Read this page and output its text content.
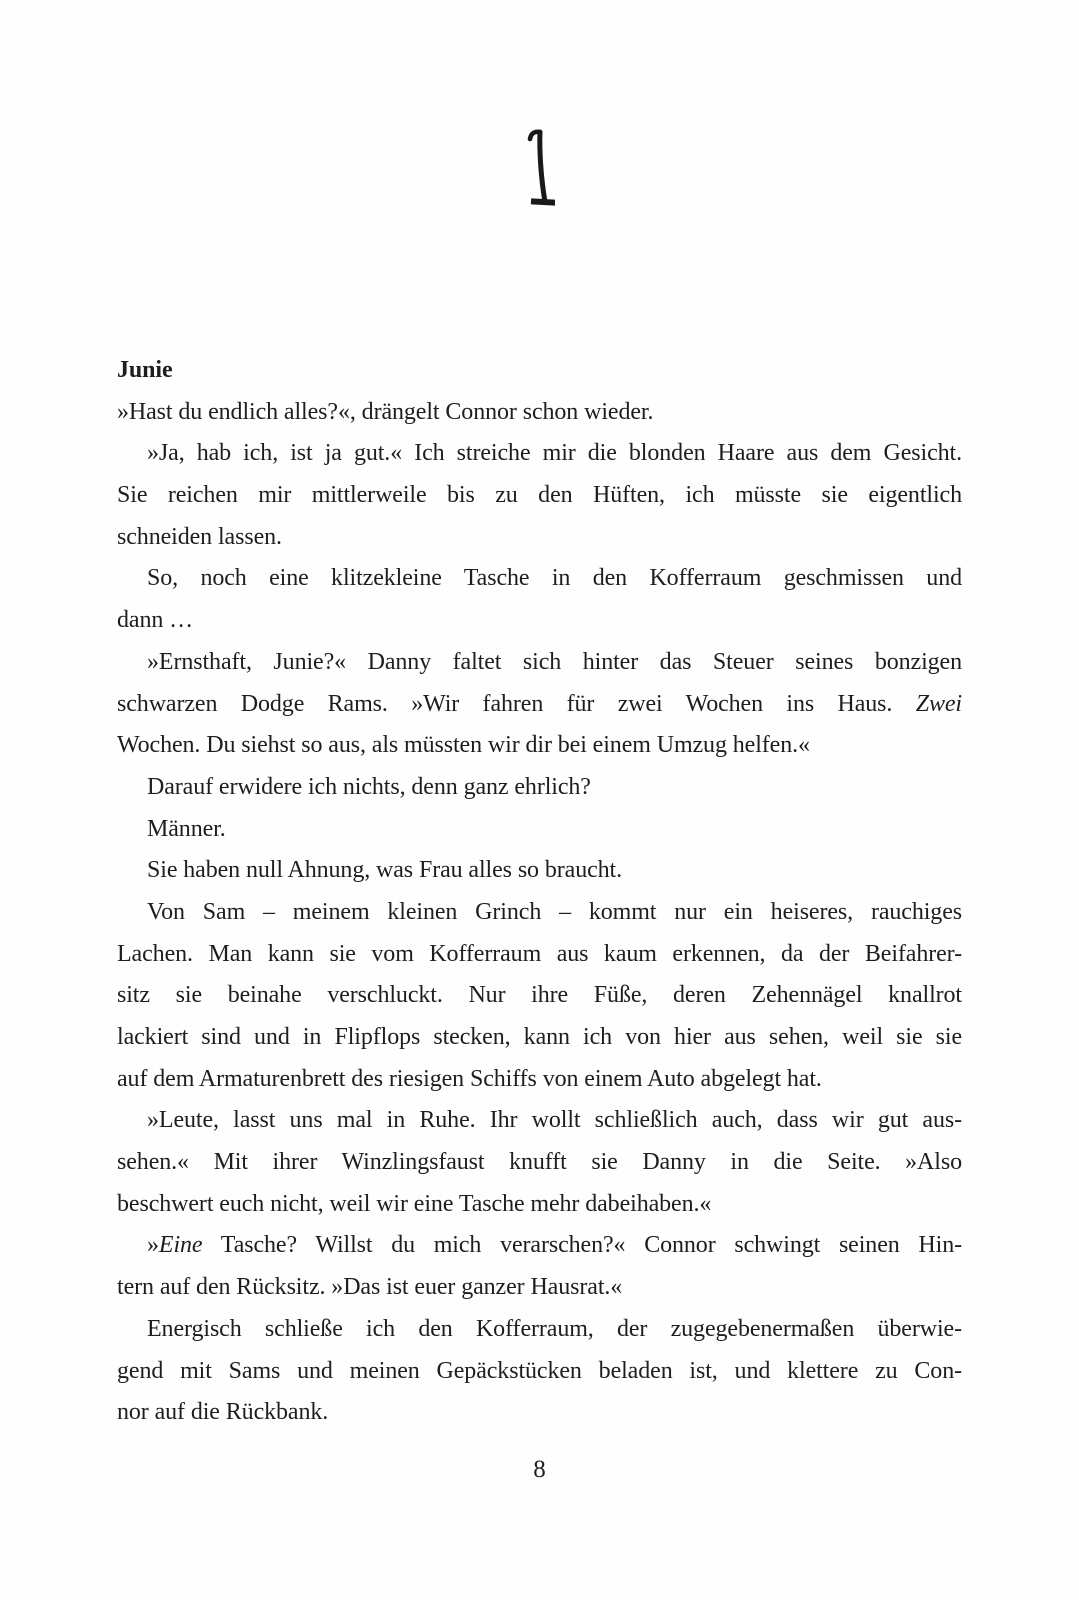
Junie
»Hast du endlich alles?«, drängelt Connor schon wieder.
»Ja, hab ich, ist ja gut.« Ich streiche mir die blonden Haare aus dem Gesicht.
Sie reichen mir mittlerweile bis zu den Hüften, ich müsste sie eigentlich
schneiden lassen.
So, noch eine klitzekleine Tasche in den Kofferraum geschmissen und
dann …
»Ernsthaft, Junie?« Danny faltet sich hinter das Steuer seines bonzigen
schwarzen Dodge Rams. »Wir fahren für zwei Wochen ins Haus. Zwei
Wochen. Du siehst so aus, als müssten wir dir bei einem Umzug helfen.«
Darauf erwidere ich nichts, denn ganz ehrlich?
Männer.
Sie haben null Ahnung, was Frau alles so braucht.
Von Sam – meinem kleinen Grinch – kommt nur ein heiseres, rauchiges
Lachen. Man kann sie vom Kofferraum aus kaum erkennen, da der Beifahrer-
sitz sie beinahe verschluckt. Nur ihre Füße, deren Zehennägel knallrot
lackiert sind und in Flipflops stecken, kann ich von hier aus sehen, weil sie sie
auf dem Armaturenbrett des riesigen Schiffs von einem Auto abgelegt hat.
»Leute, lasst uns mal in Ruhe. Ihr wollt schließlich auch, dass wir gut aus-
sehen.« Mit ihrer Winzlingsfaust knufft sie Danny in die Seite. »Also
beschwert euch nicht, weil wir eine Tasche mehr dabeihaben.«
»Eine Tasche? Willst du mich verarschen?« Connor schwingt seinen Hin-
tern auf den Rücksitz. »Das ist euer ganzer Hausrat.«
Energisch schließe ich den Kofferraum, der zugegebenermaßen überwie-
gend mit Sams und meinen Gepäckstücken beladen ist, und klettere zu Con-
nor auf die Rückbank.
8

**Task brief**
Only the number is wanted: how many lines in the entries above contain the word "Kofferraum"?

**Exercise result**
3